• Supplied records
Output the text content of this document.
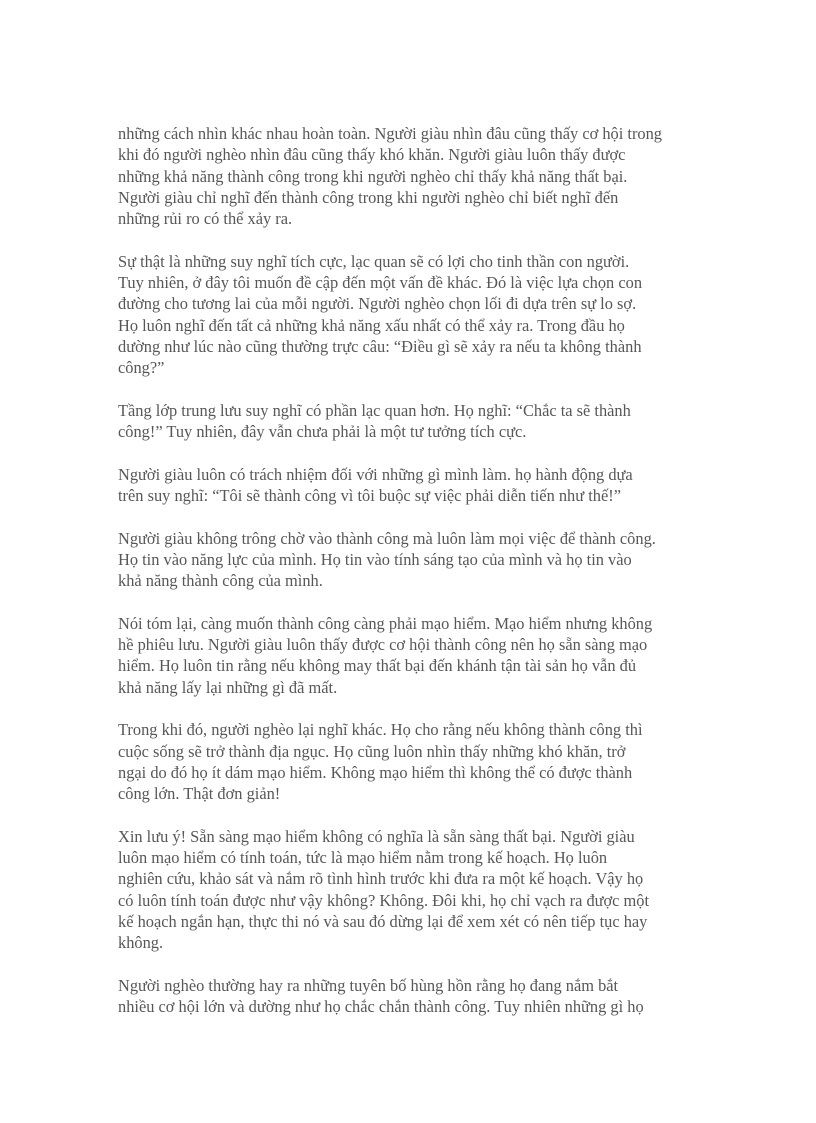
những cách nhìn khác nhau hoàn toàn. Người giàu nhìn đâu cũng thấy cơ hội trong
khi đó người nghèo nhìn đâu cũng thấy khó khăn. Người giàu luôn thấy được
những khả năng thành công trong khi người nghèo chỉ thấy khả năng thất bại.
Người giàu chỉ nghĩ đến thành công trong khi người nghèo chỉ biết nghĩ đến
những rủi ro có thể xảy ra.

Sự thật là những suy nghĩ tích cực, lạc quan sẽ có lợi cho tinh thần con người.
Tuy nhiên, ở đây tôi muốn đề cập đến một vấn đề khác. Đó là việc lựa chọn con
đường cho tương lai của mỗi người. Người nghèo chọn lối đi dựa trên sự lo sợ.
Họ luôn nghĩ đến tất cả những khả năng xấu nhất có thể xảy ra. Trong đầu họ
dường như lúc nào cũng thường trực câu: “Điều gì sẽ xảy ra nếu ta không thành
công?”

Tầng lớp trung lưu suy nghĩ có phần lạc quan hơn. Họ nghĩ: “Chắc ta sẽ thành
công!” Tuy nhiên, đây vẫn chưa phải là một tư tưởng tích cực.

Người giàu luôn có trách nhiệm đối với những gì mình làm. họ hành động dựa
trên suy nghĩ: “Tôi sẽ thành công vì tôi buộc sự việc phải diễn tiến như thế!”

Người giàu không trông chờ vào thành công mà luôn làm mọi việc để thành công.
Họ tin vào năng lực của mình. Họ tin vào tính sáng tạo của mình và họ tin vào
khả năng thành công của mình.

Nói tóm lại, càng muốn thành công càng phải mạo hiểm. Mạo hiểm nhưng không
hề phiêu lưu. Người giàu luôn thấy được cơ hội thành công nên họ sẵn sàng mạo
hiểm. Họ luôn tin rằng nếu không may thất bại đến khánh tận tài sản họ vẫn đủ
khả năng lấy lại những gì đã mất.

Trong khi đó, người nghèo lại nghĩ khác. Họ cho rằng nếu không thành công thì
cuộc sống sẽ trở thành địa ngục. Họ cũng luôn nhìn thấy những khó khăn, trở
ngại do đó họ ít dám mạo hiểm. Không mạo hiểm thì không thể có được thành
công lớn. Thật đơn giản!

Xin lưu ý! Sẵn sàng mạo hiểm không có nghĩa là sẵn sàng thất bại. Người giàu
luôn mạo hiểm có tính toán, tức là mạo hiểm nằm trong kế hoạch. Họ luôn
nghiên cứu, khảo sát và nắm rõ tình hình trước khi đưa ra một kế hoạch. Vậy họ
có luôn tính toán được như vậy không? Không. Đôi khi, họ chỉ vạch ra được một
kế hoạch ngắn hạn, thực thi nó và sau đó dừng lại để xem xét có nên tiếp tục hay
không.

Người nghèo thường hay ra những tuyên bố hùng hồn rằng họ đang nắm bắt
nhiều cơ hội lớn và dường như họ chắc chắn thành công. Tuy nhiên những gì họ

• Aim of the task
Reproduce each line exactly, please, except for any pictures.

• Solution to this exercise
Output the text content of this document.
những cách nhìn khác nhau hoàn toàn. Người giàu nhìn đâu cũng thấy cơ hội trong
khi đó người nghèo nhìn đâu cũng thấy khó khăn. Người giàu luôn thấy được
những khả năng thành công trong khi người nghèo chỉ thấy khả năng thất bại.
Người giàu chỉ nghĩ đến thành công trong khi người nghèo chỉ biết nghĩ đến
những rủi ro có thể xảy ra.

Sự thật là những suy nghĩ tích cực, lạc quan sẽ có lợi cho tinh thần con người.
Tuy nhiên, ở đây tôi muốn đề cập đến một vấn đề khác. Đó là việc lựa chọn con
đường cho tương lai của mỗi người. Người nghèo chọn lối đi dựa trên sự lo sợ.
Họ luôn nghĩ đến tất cả những khả năng xấu nhất có thể xảy ra. Trong đầu họ
dường như lúc nào cũng thường trực câu: “Điều gì sẽ xảy ra nếu ta không thành
công?”

Tầng lớp trung lưu suy nghĩ có phần lạc quan hơn. Họ nghĩ: “Chắc ta sẽ thành
công!” Tuy nhiên, đây vẫn chưa phải là một tư tưởng tích cực.

Người giàu luôn có trách nhiệm đối với những gì mình làm. họ hành động dựa
trên suy nghĩ: “Tôi sẽ thành công vì tôi buộc sự việc phải diễn tiến như thế!”

Người giàu không trông chờ vào thành công mà luôn làm mọi việc để thành công.
Họ tin vào năng lực của mình. Họ tin vào tính sáng tạo của mình và họ tin vào
khả năng thành công của mình.

Nói tóm lại, càng muốn thành công càng phải mạo hiểm. Mạo hiểm nhưng không
hề phiêu lưu. Người giàu luôn thấy được cơ hội thành công nên họ sẵn sàng mạo
hiểm. Họ luôn tin rằng nếu không may thất bại đến khánh tận tài sản họ vẫn đủ
khả năng lấy lại những gì đã mất.

Trong khi đó, người nghèo lại nghĩ khác. Họ cho rằng nếu không thành công thì
cuộc sống sẽ trở thành địa ngục. Họ cũng luôn nhìn thấy những khó khăn, trở
ngại do đó họ ít dám mạo hiểm. Không mạo hiểm thì không thể có được thành
công lớn. Thật đơn giản!

Xin lưu ý! Sẵn sàng mạo hiểm không có nghĩa là sẵn sàng thất bại. Người giàu
luôn mạo hiểm có tính toán, tức là mạo hiểm nằm trong kế hoạch. Họ luôn
nghiên cứu, khảo sát và nắm rõ tình hình trước khi đưa ra một kế hoạch. Vậy họ
có luôn tính toán được như vậy không? Không. Đôi khi, họ chỉ vạch ra được một
kế hoạch ngắn hạn, thực thi nó và sau đó dừng lại để xem xét có nên tiếp tục hay
không.

Người nghèo thường hay ra những tuyên bố hùng hồn rằng họ đang nắm bắt
nhiều cơ hội lớn và dường như họ chắc chắn thành công. Tuy nhiên những gì họ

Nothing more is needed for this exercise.